- **练习要求**
把下面列表中的每一行原样重新录入，一字不改。

- **原始记录**
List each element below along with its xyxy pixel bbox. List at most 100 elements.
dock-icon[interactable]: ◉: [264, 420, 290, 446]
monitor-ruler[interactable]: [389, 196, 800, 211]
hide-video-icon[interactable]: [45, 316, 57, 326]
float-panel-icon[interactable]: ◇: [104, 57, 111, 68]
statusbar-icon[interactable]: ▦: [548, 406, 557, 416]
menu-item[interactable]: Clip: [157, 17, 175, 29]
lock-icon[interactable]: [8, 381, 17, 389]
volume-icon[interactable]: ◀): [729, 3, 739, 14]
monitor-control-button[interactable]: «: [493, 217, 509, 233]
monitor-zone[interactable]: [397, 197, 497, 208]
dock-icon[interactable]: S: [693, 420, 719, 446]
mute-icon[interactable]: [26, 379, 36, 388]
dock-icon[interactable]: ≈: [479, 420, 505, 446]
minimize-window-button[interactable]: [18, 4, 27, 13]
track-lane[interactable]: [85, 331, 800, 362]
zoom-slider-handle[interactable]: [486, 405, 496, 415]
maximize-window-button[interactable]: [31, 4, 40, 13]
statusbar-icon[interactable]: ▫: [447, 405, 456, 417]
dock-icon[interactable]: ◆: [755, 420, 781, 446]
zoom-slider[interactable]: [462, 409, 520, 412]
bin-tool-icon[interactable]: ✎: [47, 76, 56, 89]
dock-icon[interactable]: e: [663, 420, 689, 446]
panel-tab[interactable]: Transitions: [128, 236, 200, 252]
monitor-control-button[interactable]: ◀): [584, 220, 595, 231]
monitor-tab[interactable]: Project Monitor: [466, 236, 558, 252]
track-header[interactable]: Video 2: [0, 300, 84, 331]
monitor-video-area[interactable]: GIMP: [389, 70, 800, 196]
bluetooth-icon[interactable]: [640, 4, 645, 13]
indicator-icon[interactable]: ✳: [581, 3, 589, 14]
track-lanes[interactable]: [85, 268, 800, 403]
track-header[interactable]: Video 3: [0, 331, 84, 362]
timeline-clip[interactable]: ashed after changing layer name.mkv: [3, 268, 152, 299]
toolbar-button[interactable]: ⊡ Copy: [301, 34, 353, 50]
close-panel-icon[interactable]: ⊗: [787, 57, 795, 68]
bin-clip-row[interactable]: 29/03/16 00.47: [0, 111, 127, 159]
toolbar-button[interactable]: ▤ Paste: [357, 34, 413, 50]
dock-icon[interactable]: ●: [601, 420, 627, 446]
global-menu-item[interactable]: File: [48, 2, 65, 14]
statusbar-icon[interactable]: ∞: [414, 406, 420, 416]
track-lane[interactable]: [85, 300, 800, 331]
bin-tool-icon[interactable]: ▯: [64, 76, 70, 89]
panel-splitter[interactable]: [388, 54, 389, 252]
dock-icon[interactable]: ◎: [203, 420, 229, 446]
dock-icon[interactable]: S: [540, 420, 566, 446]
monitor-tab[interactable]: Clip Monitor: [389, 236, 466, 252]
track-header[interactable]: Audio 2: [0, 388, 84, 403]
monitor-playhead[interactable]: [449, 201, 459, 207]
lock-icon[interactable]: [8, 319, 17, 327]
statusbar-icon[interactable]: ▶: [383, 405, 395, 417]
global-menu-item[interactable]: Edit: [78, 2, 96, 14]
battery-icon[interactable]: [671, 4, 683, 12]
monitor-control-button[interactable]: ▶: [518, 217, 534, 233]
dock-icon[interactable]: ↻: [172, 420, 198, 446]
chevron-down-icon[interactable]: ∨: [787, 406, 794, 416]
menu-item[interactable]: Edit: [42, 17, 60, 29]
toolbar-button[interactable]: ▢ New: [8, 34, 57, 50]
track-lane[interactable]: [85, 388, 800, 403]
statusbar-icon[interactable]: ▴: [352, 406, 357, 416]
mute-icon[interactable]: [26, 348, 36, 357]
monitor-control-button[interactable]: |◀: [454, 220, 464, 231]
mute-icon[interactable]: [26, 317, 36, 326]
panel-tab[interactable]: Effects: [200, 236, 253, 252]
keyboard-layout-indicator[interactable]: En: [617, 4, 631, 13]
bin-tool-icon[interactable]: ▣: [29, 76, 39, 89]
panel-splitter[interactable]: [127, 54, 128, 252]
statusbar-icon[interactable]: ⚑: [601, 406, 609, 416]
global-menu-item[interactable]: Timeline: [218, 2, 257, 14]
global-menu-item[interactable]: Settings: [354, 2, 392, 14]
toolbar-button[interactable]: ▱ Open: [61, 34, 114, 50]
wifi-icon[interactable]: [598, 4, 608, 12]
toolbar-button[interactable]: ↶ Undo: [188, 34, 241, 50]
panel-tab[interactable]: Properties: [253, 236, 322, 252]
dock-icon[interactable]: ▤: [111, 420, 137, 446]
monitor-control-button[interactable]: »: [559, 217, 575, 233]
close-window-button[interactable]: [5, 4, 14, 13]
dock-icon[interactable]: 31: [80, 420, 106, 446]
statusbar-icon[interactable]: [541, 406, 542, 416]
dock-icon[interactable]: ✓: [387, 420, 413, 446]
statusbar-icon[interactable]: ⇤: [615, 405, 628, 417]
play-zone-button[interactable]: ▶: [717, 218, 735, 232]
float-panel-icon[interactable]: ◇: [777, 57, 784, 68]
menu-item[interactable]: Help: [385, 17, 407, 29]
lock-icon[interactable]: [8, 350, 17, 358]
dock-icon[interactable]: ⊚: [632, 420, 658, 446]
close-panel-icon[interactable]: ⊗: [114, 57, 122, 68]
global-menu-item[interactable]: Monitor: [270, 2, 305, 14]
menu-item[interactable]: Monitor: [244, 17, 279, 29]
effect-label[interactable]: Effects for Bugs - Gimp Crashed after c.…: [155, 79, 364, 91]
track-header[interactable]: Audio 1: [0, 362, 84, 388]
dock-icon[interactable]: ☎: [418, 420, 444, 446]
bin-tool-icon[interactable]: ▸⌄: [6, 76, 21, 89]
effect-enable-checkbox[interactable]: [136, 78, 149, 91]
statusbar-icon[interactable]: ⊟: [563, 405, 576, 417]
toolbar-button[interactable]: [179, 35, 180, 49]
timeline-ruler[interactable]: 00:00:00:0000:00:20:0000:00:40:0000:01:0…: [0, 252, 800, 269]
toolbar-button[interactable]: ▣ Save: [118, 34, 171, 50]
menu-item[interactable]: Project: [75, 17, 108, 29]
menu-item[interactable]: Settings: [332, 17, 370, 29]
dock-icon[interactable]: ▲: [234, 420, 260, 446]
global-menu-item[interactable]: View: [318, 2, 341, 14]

- **回答**
List each element below along with its xyxy pixel bbox. List at most 100 elements.
dock-icon[interactable]: ◉: [264, 420, 290, 446]
monitor-ruler[interactable]: [389, 196, 800, 211]
hide-video-icon[interactable]: [45, 316, 57, 326]
float-panel-icon[interactable]: ◇: [104, 57, 111, 68]
statusbar-icon[interactable]: ▦: [548, 406, 557, 416]
menu-item[interactable]: Clip: [157, 17, 175, 29]
lock-icon[interactable]: [8, 381, 17, 389]
volume-icon[interactable]: ◀): [729, 3, 739, 14]
monitor-control-button[interactable]: «: [493, 217, 509, 233]
monitor-zone[interactable]: [397, 197, 497, 208]
dock-icon[interactable]: S: [693, 420, 719, 446]
mute-icon[interactable]: [26, 379, 36, 388]
dock-icon[interactable]: ≈: [479, 420, 505, 446]
minimize-window-button[interactable]: [18, 4, 27, 13]
track-lane[interactable]: [85, 331, 800, 362]
zoom-slider-handle[interactable]: [486, 405, 496, 415]
maximize-window-button[interactable]: [31, 4, 40, 13]
statusbar-icon[interactable]: ▫: [447, 405, 456, 417]
dock-icon[interactable]: ◆: [755, 420, 781, 446]
zoom-slider[interactable]: [462, 409, 520, 412]
bin-tool-icon[interactable]: ✎: [47, 76, 56, 89]
dock-icon[interactable]: e: [663, 420, 689, 446]
panel-tab[interactable]: Transitions: [128, 236, 200, 252]
monitor-control-button[interactable]: ◀): [584, 220, 595, 231]
monitor-tab[interactable]: Project Monitor: [466, 236, 558, 252]
track-header[interactable]: Video 2: [0, 300, 84, 331]
monitor-video-area[interactable]: GIMP: [389, 70, 800, 196]
bluetooth-icon[interactable]: [640, 4, 645, 13]
indicator-icon[interactable]: ✳: [581, 3, 589, 14]
track-lanes[interactable]: [85, 268, 800, 403]
track-header[interactable]: Video 3: [0, 331, 84, 362]
timeline-clip[interactable]: ashed after changing layer name.mkv: [3, 268, 152, 299]
toolbar-button[interactable]: ⊡ Copy: [301, 34, 353, 50]
close-panel-icon[interactable]: ⊗: [787, 57, 795, 68]
bin-clip-row[interactable]: 29/03/16 00.47: [0, 111, 127, 159]
toolbar-button[interactable]: ▤ Paste: [357, 34, 413, 50]
dock-icon[interactable]: ●: [601, 420, 627, 446]
global-menu-item[interactable]: File: [48, 2, 65, 14]
statusbar-icon[interactable]: ∞: [414, 406, 420, 416]
track-lane[interactable]: [85, 300, 800, 331]
bin-tool-icon[interactable]: ▯: [64, 76, 70, 89]
panel-splitter[interactable]: [388, 54, 389, 252]
dock-icon[interactable]: ◎: [203, 420, 229, 446]
dock-icon[interactable]: S: [540, 420, 566, 446]
monitor-tab[interactable]: Clip Monitor: [389, 236, 466, 252]
track-header[interactable]: Audio 2: [0, 388, 84, 403]
monitor-playhead[interactable]: [449, 201, 459, 207]
lock-icon[interactable]: [8, 319, 17, 327]
statusbar-icon[interactable]: ▶: [383, 405, 395, 417]
global-menu-item[interactable]: Edit: [78, 2, 96, 14]
battery-icon[interactable]: [671, 4, 683, 12]
monitor-control-button[interactable]: ▶: [518, 217, 534, 233]
dock-icon[interactable]: ↻: [172, 420, 198, 446]
chevron-down-icon[interactable]: ∨: [787, 406, 794, 416]
menu-item[interactable]: Edit: [42, 17, 60, 29]
toolbar-button[interactable]: ▢ New: [8, 34, 57, 50]
track-lane[interactable]: [85, 388, 800, 403]
statusbar-icon[interactable]: ▴: [352, 406, 357, 416]
mute-icon[interactable]: [26, 348, 36, 357]
monitor-control-button[interactable]: |◀: [454, 220, 464, 231]
mute-icon[interactable]: [26, 317, 36, 326]
panel-tab[interactable]: Effects: [200, 236, 253, 252]
keyboard-layout-indicator[interactable]: En: [617, 4, 631, 13]
bin-tool-icon[interactable]: ▣: [29, 76, 39, 89]
panel-splitter[interactable]: [127, 54, 128, 252]
statusbar-icon[interactable]: ⚑: [601, 406, 609, 416]
global-menu-item[interactable]: Timeline: [218, 2, 257, 14]
global-menu-item[interactable]: Settings: [354, 2, 392, 14]
toolbar-button[interactable]: ▱ Open: [61, 34, 114, 50]
wifi-icon[interactable]: [598, 4, 608, 12]
toolbar-button[interactable]: ↶ Undo: [188, 34, 241, 50]
panel-tab[interactable]: Properties: [253, 236, 322, 252]
dock-icon[interactable]: ▤: [111, 420, 137, 446]
monitor-control-button[interactable]: »: [559, 217, 575, 233]
close-window-button[interactable]: [5, 4, 14, 13]
dock-icon[interactable]: 31: [80, 420, 106, 446]
statusbar-icon[interactable]: [541, 406, 542, 416]
dock-icon[interactable]: ✓: [387, 420, 413, 446]
statusbar-icon[interactable]: ⇤: [615, 405, 628, 417]
play-zone-button[interactable]: ▶: [717, 218, 735, 232]
float-panel-icon[interactable]: ◇: [777, 57, 784, 68]
menu-item[interactable]: Help: [385, 17, 407, 29]
lock-icon[interactable]: [8, 350, 17, 358]
dock-icon[interactable]: ⊚: [632, 420, 658, 446]
close-panel-icon[interactable]: ⊗: [114, 57, 122, 68]
global-menu-item[interactable]: Monitor: [270, 2, 305, 14]
menu-item[interactable]: Monitor: [244, 17, 279, 29]
effect-label[interactable]: Effects for Bugs - Gimp Crashed after c.…: [155, 79, 364, 91]
track-header[interactable]: Audio 1: [0, 362, 84, 388]
dock-icon[interactable]: ☎: [418, 420, 444, 446]
bin-tool-icon[interactable]: ▸⌄: [6, 76, 21, 89]
effect-enable-checkbox[interactable]: [136, 78, 149, 91]
statusbar-icon[interactable]: ⊟: [563, 405, 576, 417]
toolbar-button[interactable]: [179, 35, 180, 49]
timeline-ruler[interactable]: 00:00:00:0000:00:20:0000:00:40:0000:01:0…: [0, 252, 800, 269]
toolbar-button[interactable]: ▣ Save: [118, 34, 171, 50]
menu-item[interactable]: Project: [75, 17, 108, 29]
menu-item[interactable]: Settings: [332, 17, 370, 29]
dock-icon[interactable]: ▲: [234, 420, 260, 446]
global-menu-item[interactable]: View: [318, 2, 341, 14]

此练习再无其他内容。